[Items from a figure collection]
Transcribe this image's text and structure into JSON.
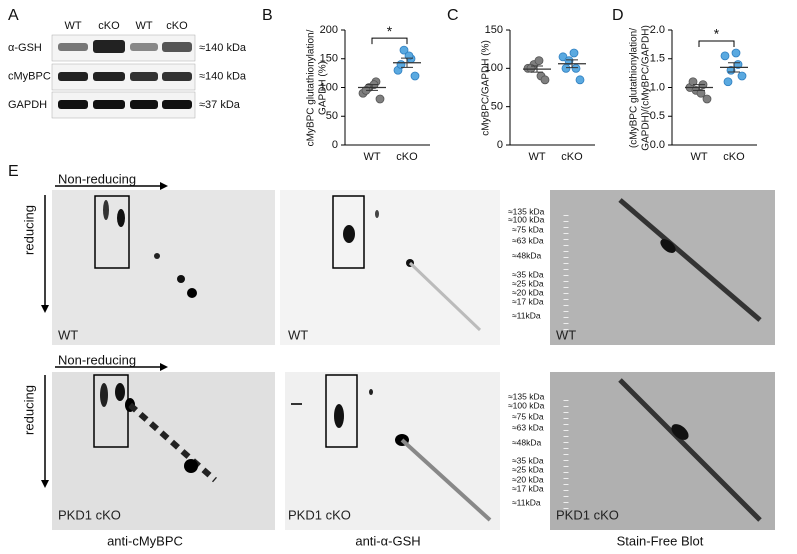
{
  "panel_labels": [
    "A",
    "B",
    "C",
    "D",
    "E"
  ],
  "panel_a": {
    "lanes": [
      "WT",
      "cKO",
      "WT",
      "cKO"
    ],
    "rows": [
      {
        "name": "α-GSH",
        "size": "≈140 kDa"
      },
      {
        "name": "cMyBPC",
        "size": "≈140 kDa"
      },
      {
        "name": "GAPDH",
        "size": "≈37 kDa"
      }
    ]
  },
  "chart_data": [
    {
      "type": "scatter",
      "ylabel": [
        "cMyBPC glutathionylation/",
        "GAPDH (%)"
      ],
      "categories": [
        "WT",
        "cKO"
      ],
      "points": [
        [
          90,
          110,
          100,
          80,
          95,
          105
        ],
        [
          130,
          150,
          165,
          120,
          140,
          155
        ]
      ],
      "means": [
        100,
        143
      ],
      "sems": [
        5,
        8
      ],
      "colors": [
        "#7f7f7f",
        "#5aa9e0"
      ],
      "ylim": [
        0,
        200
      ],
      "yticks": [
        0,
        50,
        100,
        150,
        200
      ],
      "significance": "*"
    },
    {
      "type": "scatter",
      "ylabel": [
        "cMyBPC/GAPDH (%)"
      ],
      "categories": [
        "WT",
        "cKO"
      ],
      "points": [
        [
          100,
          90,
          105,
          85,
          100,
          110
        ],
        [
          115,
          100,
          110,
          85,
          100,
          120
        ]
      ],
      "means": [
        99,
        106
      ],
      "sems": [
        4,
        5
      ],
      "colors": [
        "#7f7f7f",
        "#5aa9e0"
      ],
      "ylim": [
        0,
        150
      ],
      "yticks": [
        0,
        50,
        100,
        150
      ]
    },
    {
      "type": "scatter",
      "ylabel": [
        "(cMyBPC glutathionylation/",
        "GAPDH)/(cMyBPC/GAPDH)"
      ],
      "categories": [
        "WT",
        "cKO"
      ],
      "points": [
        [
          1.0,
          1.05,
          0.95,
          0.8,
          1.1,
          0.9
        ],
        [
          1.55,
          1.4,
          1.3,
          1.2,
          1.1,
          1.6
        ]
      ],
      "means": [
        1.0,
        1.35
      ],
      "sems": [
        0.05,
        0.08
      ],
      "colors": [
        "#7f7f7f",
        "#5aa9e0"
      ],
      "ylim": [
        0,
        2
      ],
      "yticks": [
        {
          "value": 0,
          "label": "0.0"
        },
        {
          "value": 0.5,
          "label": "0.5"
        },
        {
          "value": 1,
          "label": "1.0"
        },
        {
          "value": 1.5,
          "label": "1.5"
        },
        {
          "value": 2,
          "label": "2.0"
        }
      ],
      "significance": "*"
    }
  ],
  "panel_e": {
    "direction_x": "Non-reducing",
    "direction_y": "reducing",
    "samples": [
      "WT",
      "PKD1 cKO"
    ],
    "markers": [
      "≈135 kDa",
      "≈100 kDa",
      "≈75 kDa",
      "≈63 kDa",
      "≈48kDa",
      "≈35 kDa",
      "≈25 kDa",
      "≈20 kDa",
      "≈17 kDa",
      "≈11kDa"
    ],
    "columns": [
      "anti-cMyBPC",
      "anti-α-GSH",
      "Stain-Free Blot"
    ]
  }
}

_Exercise instructions:_
Pull every line containing "GAPDH" out of the data above.

_Complete response:_
        "name": "GAPDH",
        "GAPDH (%)"
        "cMyBPC/GAPDH (%)"
        "GAPDH)/(cMyBPC/GAPDH)"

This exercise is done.